Objective: Your task is to print all of the data word for word.

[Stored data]
#####
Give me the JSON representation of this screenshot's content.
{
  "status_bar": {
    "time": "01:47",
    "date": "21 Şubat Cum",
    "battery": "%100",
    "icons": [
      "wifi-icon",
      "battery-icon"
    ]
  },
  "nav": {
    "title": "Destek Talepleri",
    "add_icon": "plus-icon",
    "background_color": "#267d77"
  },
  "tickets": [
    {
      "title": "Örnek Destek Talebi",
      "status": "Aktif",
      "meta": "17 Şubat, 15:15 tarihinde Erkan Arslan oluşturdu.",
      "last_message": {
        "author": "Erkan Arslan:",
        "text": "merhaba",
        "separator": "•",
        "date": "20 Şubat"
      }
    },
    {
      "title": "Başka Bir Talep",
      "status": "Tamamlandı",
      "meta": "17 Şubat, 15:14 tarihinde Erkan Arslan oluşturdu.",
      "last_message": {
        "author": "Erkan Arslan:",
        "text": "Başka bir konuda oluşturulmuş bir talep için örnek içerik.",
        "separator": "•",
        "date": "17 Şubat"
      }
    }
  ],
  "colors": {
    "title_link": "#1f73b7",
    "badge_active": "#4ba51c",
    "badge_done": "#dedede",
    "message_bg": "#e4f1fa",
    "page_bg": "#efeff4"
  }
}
#####
Reply:
Give me the JSON representation of this screenshot's content.
{
  "status_bar": {
    "time": "01:47",
    "date": "21 Şubat Cum",
    "battery": "%100",
    "icons": [
      "wifi-icon",
      "battery-icon"
    ]
  },
  "nav": {
    "title": "Destek Talepleri",
    "add_icon": "plus-icon",
    "background_color": "#267d77"
  },
  "tickets": [
    {
      "title": "Örnek Destek Talebi",
      "status": "Aktif",
      "meta": "17 Şubat, 15:15 tarihinde Erkan Arslan oluşturdu.",
      "last_message": {
        "author": "Erkan Arslan:",
        "text": "merhaba",
        "separator": "•",
        "date": "20 Şubat"
      }
    },
    {
      "title": "Başka Bir Talep",
      "status": "Tamamlandı",
      "meta": "17 Şubat, 15:14 tarihinde Erkan Arslan oluşturdu.",
      "last_message": {
        "author": "Erkan Arslan:",
        "text": "Başka bir konuda oluşturulmuş bir talep için örnek içerik.",
        "separator": "•",
        "date": "17 Şubat"
      }
    }
  ],
  "colors": {
    "title_link": "#1f73b7",
    "badge_active": "#4ba51c",
    "badge_done": "#dedede",
    "message_bg": "#e4f1fa",
    "page_bg": "#efeff4"
  }
}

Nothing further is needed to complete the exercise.